[Start]
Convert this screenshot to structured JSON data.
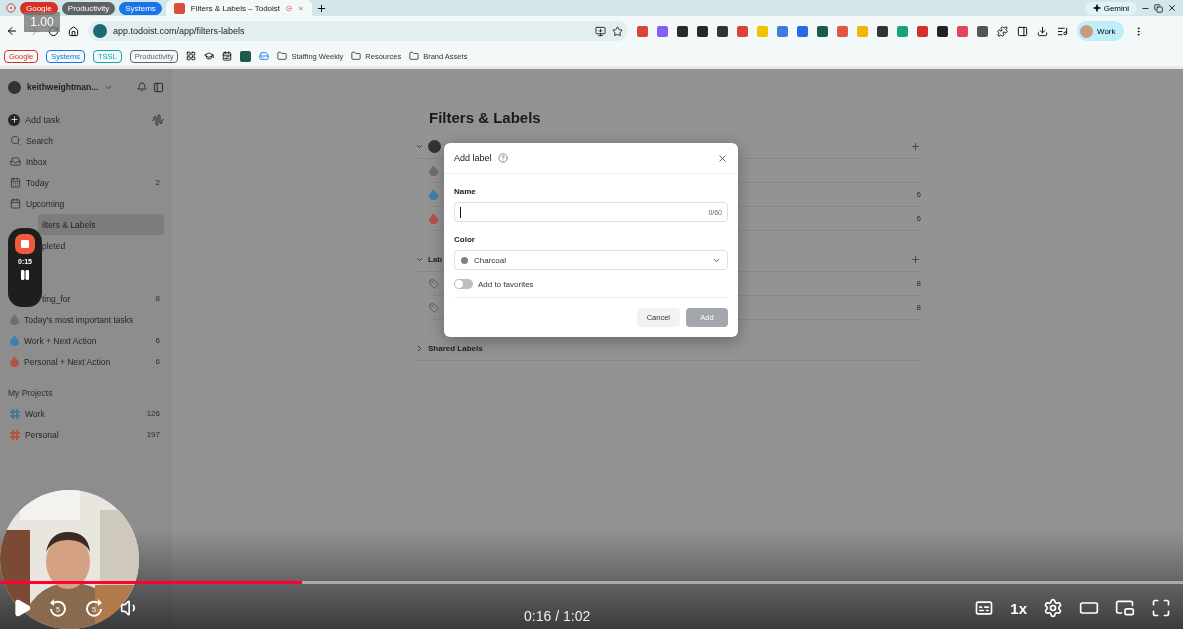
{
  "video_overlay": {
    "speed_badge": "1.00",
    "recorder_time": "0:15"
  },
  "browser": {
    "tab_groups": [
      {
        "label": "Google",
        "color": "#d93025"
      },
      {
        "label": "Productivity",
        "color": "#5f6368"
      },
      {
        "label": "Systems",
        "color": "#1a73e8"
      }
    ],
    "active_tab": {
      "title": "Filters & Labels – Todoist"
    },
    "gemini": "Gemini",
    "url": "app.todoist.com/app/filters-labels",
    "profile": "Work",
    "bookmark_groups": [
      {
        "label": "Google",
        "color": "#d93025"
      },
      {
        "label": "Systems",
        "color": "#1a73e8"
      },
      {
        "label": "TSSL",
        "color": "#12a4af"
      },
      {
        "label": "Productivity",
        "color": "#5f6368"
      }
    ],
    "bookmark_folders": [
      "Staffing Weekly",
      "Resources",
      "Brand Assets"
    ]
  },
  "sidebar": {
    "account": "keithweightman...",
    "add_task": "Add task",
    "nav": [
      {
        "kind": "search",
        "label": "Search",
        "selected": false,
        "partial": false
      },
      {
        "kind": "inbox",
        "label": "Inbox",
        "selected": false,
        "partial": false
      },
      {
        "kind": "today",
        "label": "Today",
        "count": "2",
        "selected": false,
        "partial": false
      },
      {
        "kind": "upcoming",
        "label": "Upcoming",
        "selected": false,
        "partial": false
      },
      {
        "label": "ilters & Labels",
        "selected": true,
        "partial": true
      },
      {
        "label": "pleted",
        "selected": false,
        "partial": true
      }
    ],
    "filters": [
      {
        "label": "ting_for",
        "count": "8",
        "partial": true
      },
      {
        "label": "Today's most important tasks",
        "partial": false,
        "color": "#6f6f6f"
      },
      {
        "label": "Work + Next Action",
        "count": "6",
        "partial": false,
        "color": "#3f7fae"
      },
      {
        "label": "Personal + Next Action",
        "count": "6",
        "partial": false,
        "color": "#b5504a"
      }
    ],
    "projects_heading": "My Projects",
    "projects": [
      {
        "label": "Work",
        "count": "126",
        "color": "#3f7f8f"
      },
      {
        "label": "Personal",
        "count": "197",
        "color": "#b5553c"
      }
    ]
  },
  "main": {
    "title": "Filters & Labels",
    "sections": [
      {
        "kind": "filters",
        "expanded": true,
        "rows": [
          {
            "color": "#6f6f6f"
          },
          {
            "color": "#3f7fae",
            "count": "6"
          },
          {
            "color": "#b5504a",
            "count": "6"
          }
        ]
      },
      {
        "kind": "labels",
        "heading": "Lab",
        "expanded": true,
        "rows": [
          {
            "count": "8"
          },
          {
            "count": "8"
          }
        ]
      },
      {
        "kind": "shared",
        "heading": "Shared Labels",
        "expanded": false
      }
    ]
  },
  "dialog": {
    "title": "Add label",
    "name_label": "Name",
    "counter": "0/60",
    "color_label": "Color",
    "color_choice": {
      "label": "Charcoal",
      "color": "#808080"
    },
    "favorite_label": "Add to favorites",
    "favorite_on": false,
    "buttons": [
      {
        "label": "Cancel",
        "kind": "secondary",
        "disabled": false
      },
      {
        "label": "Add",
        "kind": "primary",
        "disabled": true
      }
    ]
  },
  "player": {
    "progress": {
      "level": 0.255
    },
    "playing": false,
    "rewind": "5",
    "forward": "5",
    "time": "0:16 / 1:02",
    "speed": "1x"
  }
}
[End]
**Set problem:** In the lines above, find each one with "Work" and list it.

**Result:**
    "profile": "Work",
        "label": "Work + Next Action",
        "label": "Work",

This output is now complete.